Data entries for graphics:
^^^^^^^^
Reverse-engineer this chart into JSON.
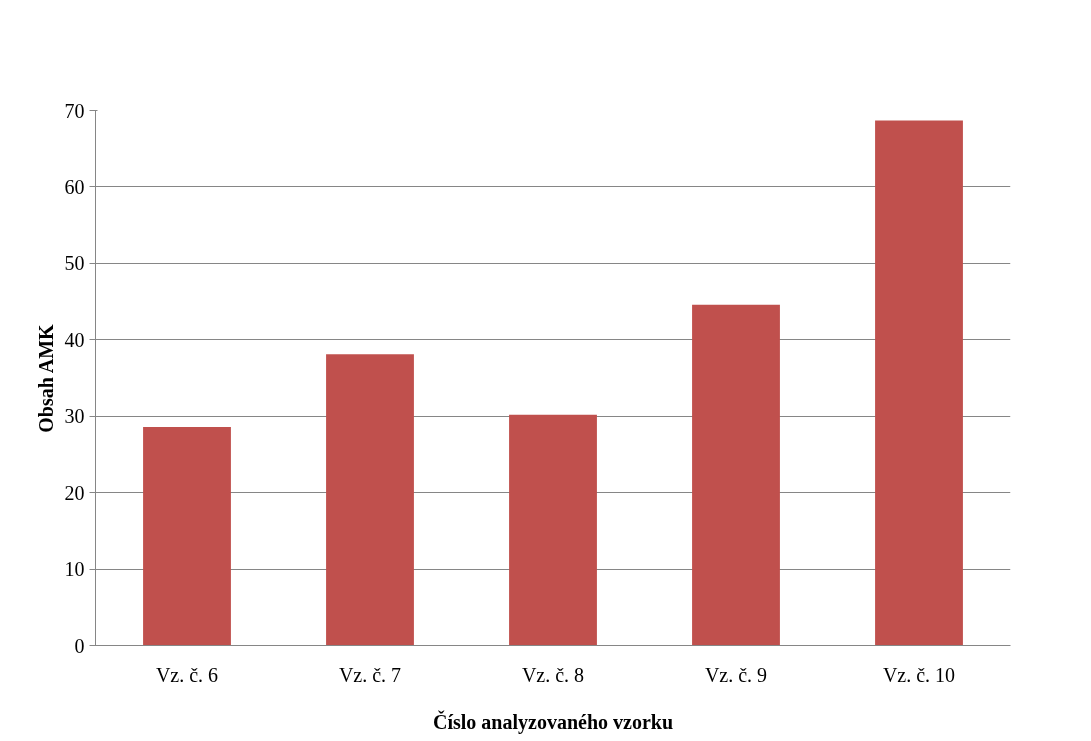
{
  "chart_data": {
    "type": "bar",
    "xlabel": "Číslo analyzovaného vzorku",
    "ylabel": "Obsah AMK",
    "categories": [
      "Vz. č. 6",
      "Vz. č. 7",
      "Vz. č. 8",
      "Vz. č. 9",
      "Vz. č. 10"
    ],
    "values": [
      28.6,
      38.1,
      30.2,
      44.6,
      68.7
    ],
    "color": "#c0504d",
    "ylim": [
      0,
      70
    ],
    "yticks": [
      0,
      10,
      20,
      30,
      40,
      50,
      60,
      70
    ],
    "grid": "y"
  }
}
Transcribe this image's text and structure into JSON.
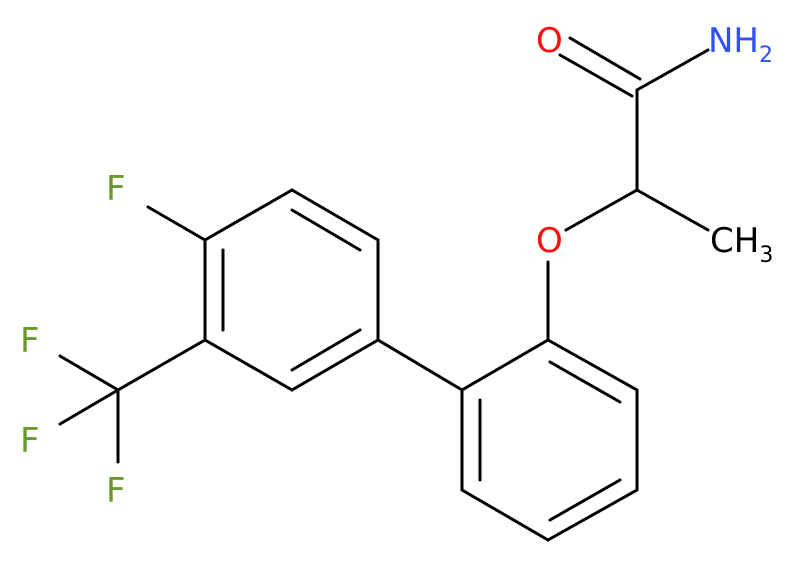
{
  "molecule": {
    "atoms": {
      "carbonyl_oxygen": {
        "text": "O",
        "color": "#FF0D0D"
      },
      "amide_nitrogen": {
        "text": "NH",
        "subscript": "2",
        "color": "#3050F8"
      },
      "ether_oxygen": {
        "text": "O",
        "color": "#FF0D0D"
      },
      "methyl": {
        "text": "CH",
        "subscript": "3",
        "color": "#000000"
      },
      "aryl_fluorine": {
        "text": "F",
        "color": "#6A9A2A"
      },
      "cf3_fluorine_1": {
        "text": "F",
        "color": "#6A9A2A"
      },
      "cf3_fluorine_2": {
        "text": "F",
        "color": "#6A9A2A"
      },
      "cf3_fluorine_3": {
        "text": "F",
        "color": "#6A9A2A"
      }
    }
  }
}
^^^^^^^^
▶ **WHAT THE EXERCISE ASKS**:
Can you retype every record above exactly, leaving out the pictures?

▶ **RESPONSE BELOW**:
Reverse-engineer this chart into JSON.
{
  "chart_data": {
    "type": "bar",
    "xlabel": "Číslo analyzovaného vzorku",
    "ylabel": "Obsah AMK",
    "categories": [
      "Vz. č. 6",
      "Vz. č. 7",
      "Vz. č. 8",
      "Vz. č. 9",
      "Vz. č. 10"
    ],
    "values": [
      28.6,
      38.1,
      30.2,
      44.6,
      68.7
    ],
    "color": "#c0504d",
    "ylim": [
      0,
      70
    ],
    "yticks": [
      0,
      10,
      20,
      30,
      40,
      50,
      60,
      70
    ],
    "grid": "y"
  }
}
Transcribe this image's text and structure into JSON.
{
  "molecule": {
    "atoms": {
      "carbonyl_oxygen": {
        "text": "O",
        "color": "#FF0D0D"
      },
      "amide_nitrogen": {
        "text": "NH",
        "subscript": "2",
        "color": "#3050F8"
      },
      "ether_oxygen": {
        "text": "O",
        "color": "#FF0D0D"
      },
      "methyl": {
        "text": "CH",
        "subscript": "3",
        "color": "#000000"
      },
      "aryl_fluorine": {
        "text": "F",
        "color": "#6A9A2A"
      },
      "cf3_fluorine_1": {
        "text": "F",
        "color": "#6A9A2A"
      },
      "cf3_fluorine_2": {
        "text": "F",
        "color": "#6A9A2A"
      },
      "cf3_fluorine_3": {
        "text": "F",
        "color": "#6A9A2A"
      }
    }
  }
}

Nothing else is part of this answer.